** Selected excerpt **
****

Translated by Michael Glenny with an introduction by Terry Gilliam

When Sergei Maxudov writes a play that—to his great surprise and the ill-disguised envy of the rest of literary Moscow—is chosen to be performed at the legendary Independent Theatre, little does he realize what he’s in for. The world of the theatre is dazzling and intoxicating, but Maxudov soon discovers that it’s also a byzantine maze of long-running feuds and truly monumental egos. Scenery is chewed, fits are thrown, and the show, it seems, just might not go on.

Written at the end of Bulgakov’s life, Black Snow, was based on his own experiences with the Moscow Art Theatre and its famous director, Konstantin Stanislavsky, inventor of Method acting. Newly available in Michael Glenny’c celebrated translation—Glenny was the first English translator of Bulgakov’s work and championed it early one—this is the ultimate backstage novel.

MIKHAIL BULGAKOV (1891-1940) was born in Kiev. Schooled as a doctor, he gave up the practice of medicine in 1920 to devote himself to writing. He went on to write some of the greatest novels in twentieth-century Russian literature, including White Guard and Black Snow. Though Bulgakov’s work was often censored, Stalin showed his personal favor by protecting him from imprisonment and finding a job for him at the Moscow Art Theatre, where the writer would work as a director and playwright for many years. He died at the age of forty-nine from a kidney disorder. His masterpiece, The Master and Margarita, would not be published until twenty-six years after his death.

MICHAEL GLENNY (1927-1990) was at one point a British army officer, an intelligence agent in Wester Berlin, and a traveling salesman for Wedgwood china, which first took him to the Soviet Union. He eventually became most well-known as one of the world’s leading translators of Russian literature, and particularly famous for bringing dissident writers to the fore, including Aleksander Solzhenitsyn and Georgi Vladimov. He was the first to translate Mikhail Bulgakov into English, and his translations remain the definitive editions.

****

** Data supplied **

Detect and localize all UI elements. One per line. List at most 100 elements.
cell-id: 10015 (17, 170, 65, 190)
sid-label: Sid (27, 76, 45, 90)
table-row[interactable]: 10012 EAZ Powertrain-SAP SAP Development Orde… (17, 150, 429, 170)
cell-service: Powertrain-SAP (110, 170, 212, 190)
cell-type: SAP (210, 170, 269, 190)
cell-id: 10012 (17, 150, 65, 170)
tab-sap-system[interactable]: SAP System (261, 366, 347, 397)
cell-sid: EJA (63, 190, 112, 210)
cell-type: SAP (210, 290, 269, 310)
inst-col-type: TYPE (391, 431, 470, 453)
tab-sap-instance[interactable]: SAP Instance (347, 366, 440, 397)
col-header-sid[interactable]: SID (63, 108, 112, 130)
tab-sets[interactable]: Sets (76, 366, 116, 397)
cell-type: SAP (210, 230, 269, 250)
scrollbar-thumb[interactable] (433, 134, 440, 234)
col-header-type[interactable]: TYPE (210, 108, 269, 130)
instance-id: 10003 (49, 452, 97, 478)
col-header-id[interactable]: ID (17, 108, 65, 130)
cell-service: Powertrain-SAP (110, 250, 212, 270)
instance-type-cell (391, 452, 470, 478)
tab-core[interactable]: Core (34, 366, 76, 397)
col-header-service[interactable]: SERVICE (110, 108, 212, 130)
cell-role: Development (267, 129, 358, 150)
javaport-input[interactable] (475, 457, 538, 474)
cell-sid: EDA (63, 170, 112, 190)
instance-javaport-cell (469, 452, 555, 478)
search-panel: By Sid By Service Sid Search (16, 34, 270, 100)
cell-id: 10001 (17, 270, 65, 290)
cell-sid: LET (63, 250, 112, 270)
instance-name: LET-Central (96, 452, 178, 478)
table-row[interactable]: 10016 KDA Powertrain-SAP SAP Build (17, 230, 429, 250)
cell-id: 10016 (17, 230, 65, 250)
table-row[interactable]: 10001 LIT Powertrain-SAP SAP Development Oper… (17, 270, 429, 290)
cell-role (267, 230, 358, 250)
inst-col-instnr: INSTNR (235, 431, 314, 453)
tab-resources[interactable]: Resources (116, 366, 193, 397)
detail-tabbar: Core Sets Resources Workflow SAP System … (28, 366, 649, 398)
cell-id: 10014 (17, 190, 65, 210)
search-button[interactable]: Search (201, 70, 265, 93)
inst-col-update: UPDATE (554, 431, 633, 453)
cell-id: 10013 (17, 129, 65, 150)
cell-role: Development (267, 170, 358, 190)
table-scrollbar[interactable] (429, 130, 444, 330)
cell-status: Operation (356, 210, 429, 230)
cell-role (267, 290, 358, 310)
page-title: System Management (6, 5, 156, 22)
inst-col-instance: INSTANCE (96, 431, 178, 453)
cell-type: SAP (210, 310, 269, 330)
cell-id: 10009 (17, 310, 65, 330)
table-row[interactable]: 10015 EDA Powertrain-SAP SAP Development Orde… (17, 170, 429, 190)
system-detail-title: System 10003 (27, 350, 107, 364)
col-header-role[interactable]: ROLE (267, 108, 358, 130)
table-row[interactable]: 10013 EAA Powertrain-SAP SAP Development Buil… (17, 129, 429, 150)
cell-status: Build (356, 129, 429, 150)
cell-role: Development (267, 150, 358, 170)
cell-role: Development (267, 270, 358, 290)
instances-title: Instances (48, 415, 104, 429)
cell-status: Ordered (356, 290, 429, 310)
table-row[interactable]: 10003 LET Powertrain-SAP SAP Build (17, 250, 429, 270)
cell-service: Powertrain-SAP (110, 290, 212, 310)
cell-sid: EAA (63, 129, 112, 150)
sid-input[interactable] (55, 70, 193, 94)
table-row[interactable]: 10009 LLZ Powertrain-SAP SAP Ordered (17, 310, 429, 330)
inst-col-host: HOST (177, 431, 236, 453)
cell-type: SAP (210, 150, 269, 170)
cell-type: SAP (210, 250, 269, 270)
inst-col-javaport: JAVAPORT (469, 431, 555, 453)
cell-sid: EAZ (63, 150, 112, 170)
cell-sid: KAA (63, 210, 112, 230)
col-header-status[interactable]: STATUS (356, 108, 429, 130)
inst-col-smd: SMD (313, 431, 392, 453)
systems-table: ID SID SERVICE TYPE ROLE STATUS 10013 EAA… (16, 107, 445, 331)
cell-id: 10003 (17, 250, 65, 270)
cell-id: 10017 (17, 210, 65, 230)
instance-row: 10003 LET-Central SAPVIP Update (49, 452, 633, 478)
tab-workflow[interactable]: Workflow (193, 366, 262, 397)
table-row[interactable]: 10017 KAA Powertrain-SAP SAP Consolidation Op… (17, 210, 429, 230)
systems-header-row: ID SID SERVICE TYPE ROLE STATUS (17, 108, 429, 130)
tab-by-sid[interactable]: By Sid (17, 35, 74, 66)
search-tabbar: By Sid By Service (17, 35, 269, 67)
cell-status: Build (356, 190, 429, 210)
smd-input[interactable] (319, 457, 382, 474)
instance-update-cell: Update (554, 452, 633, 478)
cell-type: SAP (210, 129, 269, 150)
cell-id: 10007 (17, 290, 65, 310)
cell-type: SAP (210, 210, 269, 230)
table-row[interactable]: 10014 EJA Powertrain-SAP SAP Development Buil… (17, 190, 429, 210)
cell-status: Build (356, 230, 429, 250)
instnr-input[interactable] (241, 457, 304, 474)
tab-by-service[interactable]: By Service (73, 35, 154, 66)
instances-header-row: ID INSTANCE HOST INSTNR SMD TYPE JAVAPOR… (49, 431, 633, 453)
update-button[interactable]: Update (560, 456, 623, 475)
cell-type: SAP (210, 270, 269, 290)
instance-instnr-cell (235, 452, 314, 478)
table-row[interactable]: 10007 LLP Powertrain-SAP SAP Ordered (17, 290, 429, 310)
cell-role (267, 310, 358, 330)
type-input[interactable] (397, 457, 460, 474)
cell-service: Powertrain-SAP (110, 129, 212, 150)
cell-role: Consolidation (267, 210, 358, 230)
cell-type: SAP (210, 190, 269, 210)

****

** Problem 1 **
According to the description of Black Snow, in what year did Bulgakov give up practicing medicine?
** Problem 2 **
From the description of Black Snow, copy the passage starting at "MIKHAIL BULGAKOV (1891-1940) was" and ending at "after his death.", swapping "doctor" for "lawyer".
The records play no part in this exercise.

** Reply 1 **
1920

** Reply 2 **
MIKHAIL BULGAKOV (1891-1940) was born in Kiev. Schooled as a lawyer, he gave up the practice of medicine in 1920 to devote himself to writing. He went on to write some of the greatest novels in twentieth-century Russian literature, including White Guard and Black Snow. Though Bulgakov’s work was often censored, Stalin showed his personal favor by protecting him from imprisonment and finding a job for him at the Moscow Art Theatre, where the writer would work as a director and playwright for many years. He died at the age of forty-nine from a kidney disorder. His masterpiece, The Master and Margarita, would not be published until twenty-six years after his death.